- **DATA ENTRIES**:

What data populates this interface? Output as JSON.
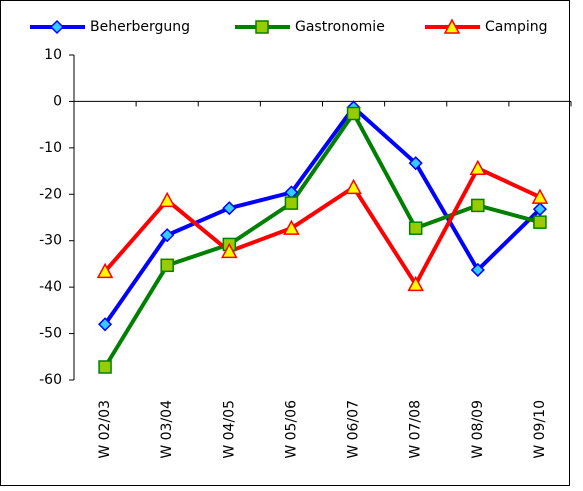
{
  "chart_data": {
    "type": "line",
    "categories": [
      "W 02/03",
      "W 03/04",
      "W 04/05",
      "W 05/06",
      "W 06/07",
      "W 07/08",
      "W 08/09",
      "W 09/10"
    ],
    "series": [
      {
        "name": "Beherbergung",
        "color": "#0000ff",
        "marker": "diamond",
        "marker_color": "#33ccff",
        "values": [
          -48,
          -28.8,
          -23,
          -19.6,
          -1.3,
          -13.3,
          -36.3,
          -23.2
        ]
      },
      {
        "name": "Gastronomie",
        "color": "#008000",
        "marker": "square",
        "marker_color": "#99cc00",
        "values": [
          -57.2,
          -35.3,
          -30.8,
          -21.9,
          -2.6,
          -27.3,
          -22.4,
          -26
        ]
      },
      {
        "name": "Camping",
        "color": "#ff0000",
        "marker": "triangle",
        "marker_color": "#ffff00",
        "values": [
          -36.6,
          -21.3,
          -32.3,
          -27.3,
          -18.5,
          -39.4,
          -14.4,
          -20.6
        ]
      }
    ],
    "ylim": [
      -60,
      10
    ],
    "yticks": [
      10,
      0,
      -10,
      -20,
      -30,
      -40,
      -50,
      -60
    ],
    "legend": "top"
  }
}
==
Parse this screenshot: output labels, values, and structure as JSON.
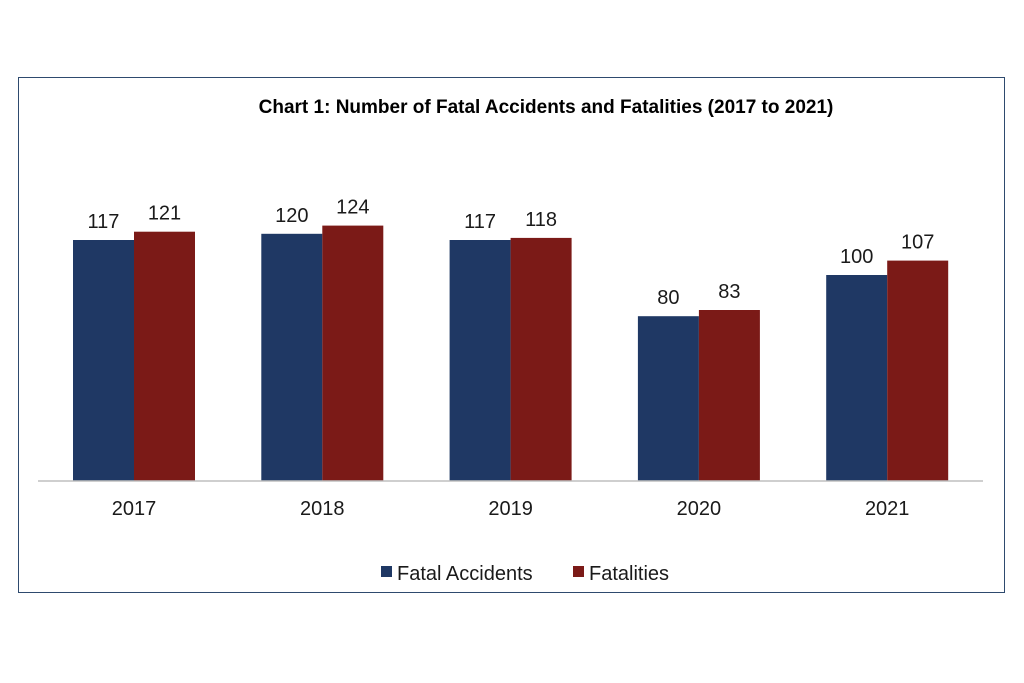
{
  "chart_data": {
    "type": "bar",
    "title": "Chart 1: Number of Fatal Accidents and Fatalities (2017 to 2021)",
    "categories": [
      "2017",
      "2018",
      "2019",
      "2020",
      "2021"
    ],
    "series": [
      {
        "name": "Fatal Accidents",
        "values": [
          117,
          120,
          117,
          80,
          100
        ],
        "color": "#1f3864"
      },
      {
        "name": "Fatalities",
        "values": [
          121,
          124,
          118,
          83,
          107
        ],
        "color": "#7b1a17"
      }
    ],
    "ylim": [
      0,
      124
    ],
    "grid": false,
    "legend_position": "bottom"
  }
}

- **REQUIRED TASK**: Report how many lines in the records above contain the word "name", giving only the number.

- **THE RESPONSE**: 5